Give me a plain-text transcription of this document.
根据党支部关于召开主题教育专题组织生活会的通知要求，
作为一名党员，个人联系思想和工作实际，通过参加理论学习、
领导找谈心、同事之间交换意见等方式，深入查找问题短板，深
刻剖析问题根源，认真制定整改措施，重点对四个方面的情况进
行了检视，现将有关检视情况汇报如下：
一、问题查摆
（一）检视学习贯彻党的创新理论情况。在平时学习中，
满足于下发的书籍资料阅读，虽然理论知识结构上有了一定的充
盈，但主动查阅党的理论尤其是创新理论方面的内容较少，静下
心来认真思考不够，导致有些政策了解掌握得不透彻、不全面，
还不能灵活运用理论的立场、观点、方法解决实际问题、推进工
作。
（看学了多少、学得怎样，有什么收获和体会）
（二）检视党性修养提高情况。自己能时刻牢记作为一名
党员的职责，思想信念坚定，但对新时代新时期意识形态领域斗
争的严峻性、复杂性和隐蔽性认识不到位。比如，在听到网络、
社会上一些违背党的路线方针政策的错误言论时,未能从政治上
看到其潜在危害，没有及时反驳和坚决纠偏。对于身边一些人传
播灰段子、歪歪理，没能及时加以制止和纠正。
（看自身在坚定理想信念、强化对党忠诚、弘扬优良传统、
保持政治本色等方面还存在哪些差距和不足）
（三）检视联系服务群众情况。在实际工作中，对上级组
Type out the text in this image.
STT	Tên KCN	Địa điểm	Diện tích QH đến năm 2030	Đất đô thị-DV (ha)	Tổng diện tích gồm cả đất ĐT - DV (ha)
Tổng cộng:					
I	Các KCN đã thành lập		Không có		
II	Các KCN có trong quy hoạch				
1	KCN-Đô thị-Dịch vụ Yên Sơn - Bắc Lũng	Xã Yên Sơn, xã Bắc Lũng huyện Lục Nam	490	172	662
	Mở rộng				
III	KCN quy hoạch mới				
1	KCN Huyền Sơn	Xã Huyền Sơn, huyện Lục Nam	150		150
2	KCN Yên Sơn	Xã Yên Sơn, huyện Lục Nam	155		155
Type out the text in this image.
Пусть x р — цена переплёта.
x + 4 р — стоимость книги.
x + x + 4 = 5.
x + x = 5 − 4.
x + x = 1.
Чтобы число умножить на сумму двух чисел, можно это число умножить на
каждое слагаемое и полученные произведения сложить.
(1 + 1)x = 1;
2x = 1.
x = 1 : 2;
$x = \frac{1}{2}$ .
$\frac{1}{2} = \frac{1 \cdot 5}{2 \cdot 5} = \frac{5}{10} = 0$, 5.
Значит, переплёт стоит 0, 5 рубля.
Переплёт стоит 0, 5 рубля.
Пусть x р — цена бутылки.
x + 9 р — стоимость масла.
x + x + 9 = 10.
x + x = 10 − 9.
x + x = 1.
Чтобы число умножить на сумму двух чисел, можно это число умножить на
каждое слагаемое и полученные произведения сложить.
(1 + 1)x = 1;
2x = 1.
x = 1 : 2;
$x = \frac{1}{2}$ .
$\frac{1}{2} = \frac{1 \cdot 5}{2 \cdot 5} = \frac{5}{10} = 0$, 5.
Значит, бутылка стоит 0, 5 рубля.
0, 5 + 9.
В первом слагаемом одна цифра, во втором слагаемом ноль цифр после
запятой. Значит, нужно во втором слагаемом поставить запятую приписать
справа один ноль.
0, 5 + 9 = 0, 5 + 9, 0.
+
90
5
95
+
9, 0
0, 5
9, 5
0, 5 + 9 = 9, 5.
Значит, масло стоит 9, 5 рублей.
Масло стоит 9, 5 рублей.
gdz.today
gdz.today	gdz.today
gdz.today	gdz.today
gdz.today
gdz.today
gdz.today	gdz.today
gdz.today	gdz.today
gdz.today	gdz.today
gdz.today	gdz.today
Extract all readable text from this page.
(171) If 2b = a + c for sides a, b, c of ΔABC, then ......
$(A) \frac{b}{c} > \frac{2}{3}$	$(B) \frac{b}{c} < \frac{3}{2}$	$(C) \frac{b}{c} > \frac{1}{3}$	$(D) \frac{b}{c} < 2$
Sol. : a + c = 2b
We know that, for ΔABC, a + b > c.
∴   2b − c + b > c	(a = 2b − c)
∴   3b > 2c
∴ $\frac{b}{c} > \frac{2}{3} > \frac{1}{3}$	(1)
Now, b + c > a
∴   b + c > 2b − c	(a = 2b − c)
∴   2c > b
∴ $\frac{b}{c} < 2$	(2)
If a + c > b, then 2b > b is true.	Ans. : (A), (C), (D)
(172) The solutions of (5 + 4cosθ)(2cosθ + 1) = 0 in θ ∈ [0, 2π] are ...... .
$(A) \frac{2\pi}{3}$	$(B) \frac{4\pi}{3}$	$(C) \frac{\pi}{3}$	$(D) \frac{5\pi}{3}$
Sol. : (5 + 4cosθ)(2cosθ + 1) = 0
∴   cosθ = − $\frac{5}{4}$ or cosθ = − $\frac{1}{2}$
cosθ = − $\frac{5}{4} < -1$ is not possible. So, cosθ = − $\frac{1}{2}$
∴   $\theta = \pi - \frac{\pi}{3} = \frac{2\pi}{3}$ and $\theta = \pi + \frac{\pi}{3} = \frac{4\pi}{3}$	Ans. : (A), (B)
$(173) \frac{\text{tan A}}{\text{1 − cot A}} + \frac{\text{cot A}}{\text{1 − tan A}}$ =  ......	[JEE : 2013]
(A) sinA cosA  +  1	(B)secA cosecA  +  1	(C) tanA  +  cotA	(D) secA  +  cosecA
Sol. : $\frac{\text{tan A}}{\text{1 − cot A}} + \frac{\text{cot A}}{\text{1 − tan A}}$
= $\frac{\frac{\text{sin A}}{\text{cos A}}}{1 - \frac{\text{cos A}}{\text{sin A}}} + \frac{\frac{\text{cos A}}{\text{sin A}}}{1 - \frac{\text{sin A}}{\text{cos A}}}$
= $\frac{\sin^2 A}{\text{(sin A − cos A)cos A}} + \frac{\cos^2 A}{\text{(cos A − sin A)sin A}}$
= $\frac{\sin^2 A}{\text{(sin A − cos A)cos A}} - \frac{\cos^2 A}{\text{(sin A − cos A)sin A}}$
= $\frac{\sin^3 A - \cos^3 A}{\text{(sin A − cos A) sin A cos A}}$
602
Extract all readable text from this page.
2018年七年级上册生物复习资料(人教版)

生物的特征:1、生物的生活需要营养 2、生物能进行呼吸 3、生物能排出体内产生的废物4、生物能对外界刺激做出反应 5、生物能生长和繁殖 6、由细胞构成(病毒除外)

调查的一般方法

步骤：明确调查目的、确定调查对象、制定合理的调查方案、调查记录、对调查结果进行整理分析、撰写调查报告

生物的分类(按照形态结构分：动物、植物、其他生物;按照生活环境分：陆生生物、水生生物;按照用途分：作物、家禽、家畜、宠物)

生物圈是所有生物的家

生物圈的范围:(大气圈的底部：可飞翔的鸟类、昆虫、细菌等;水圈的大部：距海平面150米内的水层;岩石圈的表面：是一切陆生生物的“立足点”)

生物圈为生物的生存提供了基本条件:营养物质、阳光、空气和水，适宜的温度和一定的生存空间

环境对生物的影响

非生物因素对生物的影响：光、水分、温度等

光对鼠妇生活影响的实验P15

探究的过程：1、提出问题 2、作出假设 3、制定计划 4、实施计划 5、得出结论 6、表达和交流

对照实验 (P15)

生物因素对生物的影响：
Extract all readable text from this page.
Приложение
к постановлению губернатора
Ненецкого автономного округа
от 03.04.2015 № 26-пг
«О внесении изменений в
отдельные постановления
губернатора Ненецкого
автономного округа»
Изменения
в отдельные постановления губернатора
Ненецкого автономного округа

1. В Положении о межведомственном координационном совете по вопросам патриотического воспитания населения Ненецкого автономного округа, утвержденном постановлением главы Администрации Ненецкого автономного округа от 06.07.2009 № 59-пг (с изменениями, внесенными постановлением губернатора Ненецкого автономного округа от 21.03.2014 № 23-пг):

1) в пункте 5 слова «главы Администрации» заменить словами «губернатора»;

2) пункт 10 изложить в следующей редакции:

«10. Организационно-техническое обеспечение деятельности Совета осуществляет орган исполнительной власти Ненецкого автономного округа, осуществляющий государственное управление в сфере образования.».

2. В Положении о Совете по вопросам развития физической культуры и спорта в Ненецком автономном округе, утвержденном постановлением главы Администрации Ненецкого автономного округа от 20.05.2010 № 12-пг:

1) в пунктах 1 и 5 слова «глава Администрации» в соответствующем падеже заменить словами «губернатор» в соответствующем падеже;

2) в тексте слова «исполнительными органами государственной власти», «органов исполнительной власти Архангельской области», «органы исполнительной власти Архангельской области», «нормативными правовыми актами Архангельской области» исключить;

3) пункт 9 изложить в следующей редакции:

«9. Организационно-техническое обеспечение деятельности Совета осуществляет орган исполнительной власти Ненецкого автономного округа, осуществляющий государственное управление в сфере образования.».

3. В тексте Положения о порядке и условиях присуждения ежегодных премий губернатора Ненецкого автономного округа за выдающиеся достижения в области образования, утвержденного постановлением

• • • •

◆ Short exercise
Find each line that has the word "управление", then copy it out.

◆ Result of this task
«10. Организационно-техническое обеспечение деятельности Совета осуществляет орган исполнительной власти Ненецкого автономного округа, осуществляющий государственное управление в сфере образования.».
«9. Организационно-техническое обеспечение деятельности Совета осуществляет орган исполнительной власти Ненецкого автономного округа, осуществляющий государственное управление в сфере образования.».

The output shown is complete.